** start Data rows **

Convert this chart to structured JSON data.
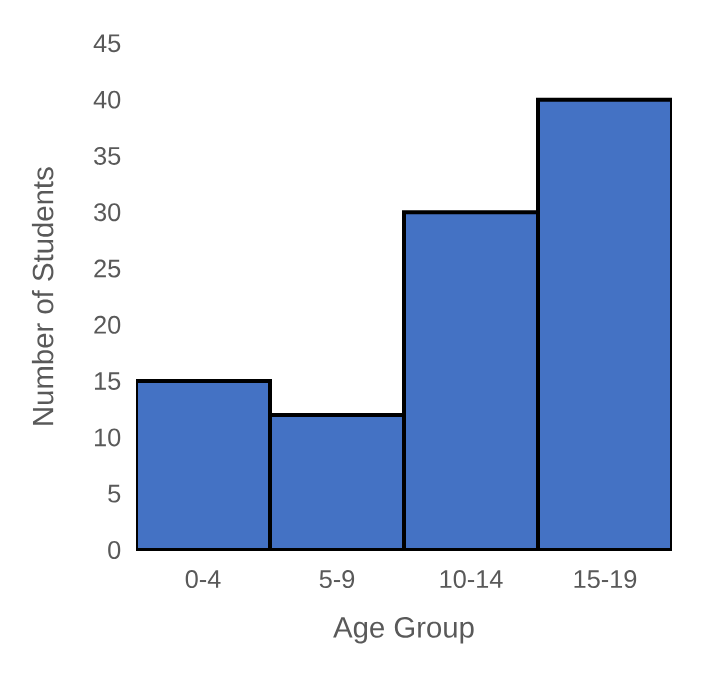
{
  "chart_data": {
    "type": "bar",
    "xlabel": "Age Group",
    "ylabel": "Number of Students",
    "categories": [
      "0-4",
      "5-9",
      "10-14",
      "15-19"
    ],
    "values": [
      15,
      12,
      30,
      40
    ],
    "color": "#4472c4",
    "ylim": [
      0,
      45
    ],
    "yticks": [
      0,
      5,
      10,
      15,
      20,
      25,
      30,
      35,
      40,
      45
    ]
  }
}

** end Data rows **

Transcribe all the lines above exactly, apart from the pictures.

§ Solution
Convert this chart to structured JSON data.
{
  "chart_data": {
    "type": "bar",
    "xlabel": "Age Group",
    "ylabel": "Number of Students",
    "categories": [
      "0-4",
      "5-9",
      "10-14",
      "15-19"
    ],
    "values": [
      15,
      12,
      30,
      40
    ],
    "color": "#4472c4",
    "ylim": [
      0,
      45
    ],
    "yticks": [
      0,
      5,
      10,
      15,
      20,
      25,
      30,
      35,
      40,
      45
    ]
  }
}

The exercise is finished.